● Instructions for the task
Without the images, output each record below as it stands.

● Available data
□ □ □ □
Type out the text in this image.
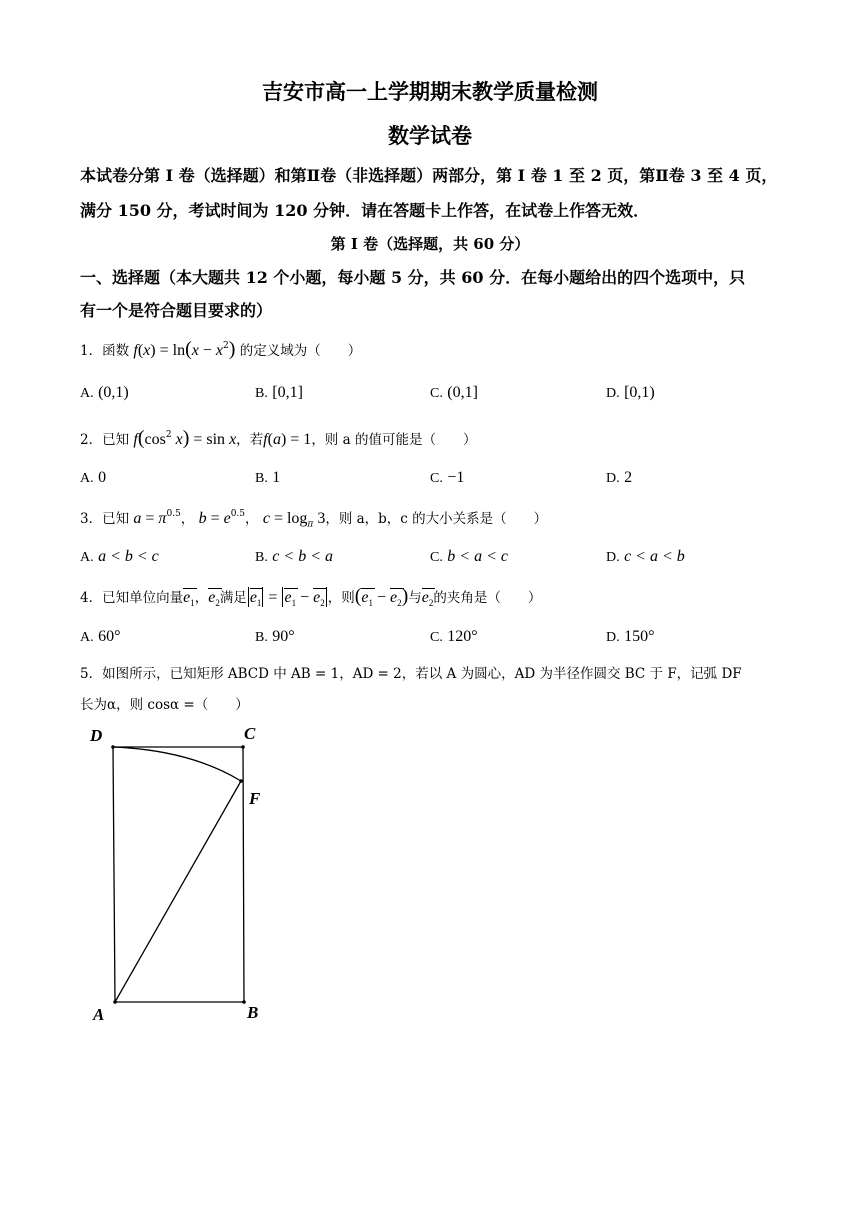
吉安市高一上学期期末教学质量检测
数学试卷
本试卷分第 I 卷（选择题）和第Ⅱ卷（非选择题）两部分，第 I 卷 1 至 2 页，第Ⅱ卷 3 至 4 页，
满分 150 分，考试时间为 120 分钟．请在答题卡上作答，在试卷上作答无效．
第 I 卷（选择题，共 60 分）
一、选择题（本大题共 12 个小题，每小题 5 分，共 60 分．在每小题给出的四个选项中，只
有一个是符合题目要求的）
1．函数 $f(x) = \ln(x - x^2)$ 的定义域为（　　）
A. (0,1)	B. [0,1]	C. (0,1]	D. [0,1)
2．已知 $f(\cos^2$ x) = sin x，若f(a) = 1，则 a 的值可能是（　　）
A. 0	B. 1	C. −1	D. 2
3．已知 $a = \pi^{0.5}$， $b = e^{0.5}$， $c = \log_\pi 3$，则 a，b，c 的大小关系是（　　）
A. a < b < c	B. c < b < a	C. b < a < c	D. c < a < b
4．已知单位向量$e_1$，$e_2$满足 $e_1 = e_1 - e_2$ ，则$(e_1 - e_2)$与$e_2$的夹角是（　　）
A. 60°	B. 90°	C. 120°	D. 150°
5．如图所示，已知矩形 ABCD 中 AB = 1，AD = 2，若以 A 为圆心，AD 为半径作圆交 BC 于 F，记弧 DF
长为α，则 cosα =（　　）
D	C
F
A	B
□ □ □ □
● Full answer
Type out the text in this image.
吉安市高一上学期期末教学质量检测
数学试卷
本试卷分第 I 卷（选择题）和第Ⅱ卷（非选择题）两部分，第 I 卷 1 至 2 页，第Ⅱ卷 3 至 4 页，
满分 150 分，考试时间为 120 分钟．请在答题卡上作答，在试卷上作答无效．
第 I 卷（选择题，共 60 分）
一、选择题（本大题共 12 个小题，每小题 5 分，共 60 分．在每小题给出的四个选项中，只
有一个是符合题目要求的）
1．函数 $f(x) = \ln(x - x^2)$ 的定义域为（　　）
A. (0,1)	B. [0,1]	C. (0,1]	D. [0,1)
2．已知 $f(\cos^2$ x) = sin x，若f(a) = 1，则 a 的值可能是（　　）
A. 0	B. 1	C. −1	D. 2
3．已知 $a = \pi^{0.5}$， $b = e^{0.5}$， $c = \log_\pi 3$，则 a，b，c 的大小关系是（　　）
A. a < b < c	B. c < b < a	C. b < a < c	D. c < a < b
4．已知单位向量$e_1$，$e_2$满足 $e_1 = e_1 - e_2$ ，则$(e_1 - e_2)$与$e_2$的夹角是（　　）
A. 60°	B. 90°	C. 120°	D. 150°
5．如图所示，已知矩形 ABCD 中 AB = 1，AD = 2，若以 A 为圆心，AD 为半径作圆交 BC 于 F，记弧 DF
长为α，则 cosα =（　　）
D	C
F
A	B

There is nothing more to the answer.